What to do. Pull out from the material below all lines with "date".

(Records from a collection)

==========

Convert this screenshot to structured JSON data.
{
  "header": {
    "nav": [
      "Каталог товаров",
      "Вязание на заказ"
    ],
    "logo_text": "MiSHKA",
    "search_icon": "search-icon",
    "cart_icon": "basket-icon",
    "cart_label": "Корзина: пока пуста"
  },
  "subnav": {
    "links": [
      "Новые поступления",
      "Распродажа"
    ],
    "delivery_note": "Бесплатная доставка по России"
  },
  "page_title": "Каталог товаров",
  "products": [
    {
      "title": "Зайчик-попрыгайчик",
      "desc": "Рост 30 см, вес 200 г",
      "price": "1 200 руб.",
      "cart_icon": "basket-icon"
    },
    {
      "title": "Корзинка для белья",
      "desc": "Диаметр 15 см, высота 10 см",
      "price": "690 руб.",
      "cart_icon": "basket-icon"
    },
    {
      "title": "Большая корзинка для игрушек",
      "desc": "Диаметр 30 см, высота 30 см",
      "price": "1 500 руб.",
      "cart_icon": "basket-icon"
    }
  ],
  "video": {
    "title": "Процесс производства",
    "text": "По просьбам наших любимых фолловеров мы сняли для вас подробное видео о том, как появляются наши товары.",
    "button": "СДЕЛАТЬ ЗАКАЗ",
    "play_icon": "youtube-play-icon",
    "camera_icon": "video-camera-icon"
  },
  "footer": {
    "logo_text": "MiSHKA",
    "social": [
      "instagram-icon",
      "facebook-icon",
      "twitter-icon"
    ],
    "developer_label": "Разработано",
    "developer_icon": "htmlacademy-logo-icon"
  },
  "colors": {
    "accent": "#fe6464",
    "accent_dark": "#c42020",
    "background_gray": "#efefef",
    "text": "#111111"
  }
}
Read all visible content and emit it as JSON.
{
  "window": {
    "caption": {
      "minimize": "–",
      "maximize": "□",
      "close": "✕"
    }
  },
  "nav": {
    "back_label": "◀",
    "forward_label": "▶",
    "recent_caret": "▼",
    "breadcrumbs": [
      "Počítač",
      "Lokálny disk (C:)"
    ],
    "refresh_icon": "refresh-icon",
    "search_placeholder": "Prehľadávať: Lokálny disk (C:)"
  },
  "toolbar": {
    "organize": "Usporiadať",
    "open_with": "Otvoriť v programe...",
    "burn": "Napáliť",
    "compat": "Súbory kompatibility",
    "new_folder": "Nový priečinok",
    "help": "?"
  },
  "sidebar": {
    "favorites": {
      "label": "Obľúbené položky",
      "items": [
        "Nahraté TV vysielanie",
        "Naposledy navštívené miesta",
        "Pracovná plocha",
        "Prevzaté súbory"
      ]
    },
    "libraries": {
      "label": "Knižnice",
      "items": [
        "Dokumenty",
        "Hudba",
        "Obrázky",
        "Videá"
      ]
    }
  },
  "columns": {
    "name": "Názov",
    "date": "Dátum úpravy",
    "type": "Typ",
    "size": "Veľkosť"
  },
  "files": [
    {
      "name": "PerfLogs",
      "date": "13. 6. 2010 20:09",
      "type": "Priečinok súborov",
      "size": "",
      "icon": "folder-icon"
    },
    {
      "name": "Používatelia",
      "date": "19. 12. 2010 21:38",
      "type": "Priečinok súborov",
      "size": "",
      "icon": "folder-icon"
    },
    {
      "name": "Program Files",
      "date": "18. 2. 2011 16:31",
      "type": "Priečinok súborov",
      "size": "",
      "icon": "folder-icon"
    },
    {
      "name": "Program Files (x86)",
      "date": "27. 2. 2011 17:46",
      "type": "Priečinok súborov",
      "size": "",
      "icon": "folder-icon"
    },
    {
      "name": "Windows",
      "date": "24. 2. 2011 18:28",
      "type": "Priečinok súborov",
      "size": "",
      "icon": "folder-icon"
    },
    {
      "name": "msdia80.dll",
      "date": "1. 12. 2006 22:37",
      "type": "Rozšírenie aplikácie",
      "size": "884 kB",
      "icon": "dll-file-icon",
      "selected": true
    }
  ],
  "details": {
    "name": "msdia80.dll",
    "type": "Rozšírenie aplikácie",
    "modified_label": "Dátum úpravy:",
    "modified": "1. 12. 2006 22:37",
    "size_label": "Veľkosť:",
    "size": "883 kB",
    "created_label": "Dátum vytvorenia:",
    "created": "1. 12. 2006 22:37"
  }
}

==========

Worked answer.
    "date": "Dátum úpravy",
      "date": "13. 6. 2010 20:09",
      "date": "19. 12. 2010 21:38",
      "date": "18. 2. 2011 16:31",
      "date": "27. 2. 2011 17:46",
      "date": "24. 2. 2011 18:28",
      "date": "1. 12. 2006 22:37",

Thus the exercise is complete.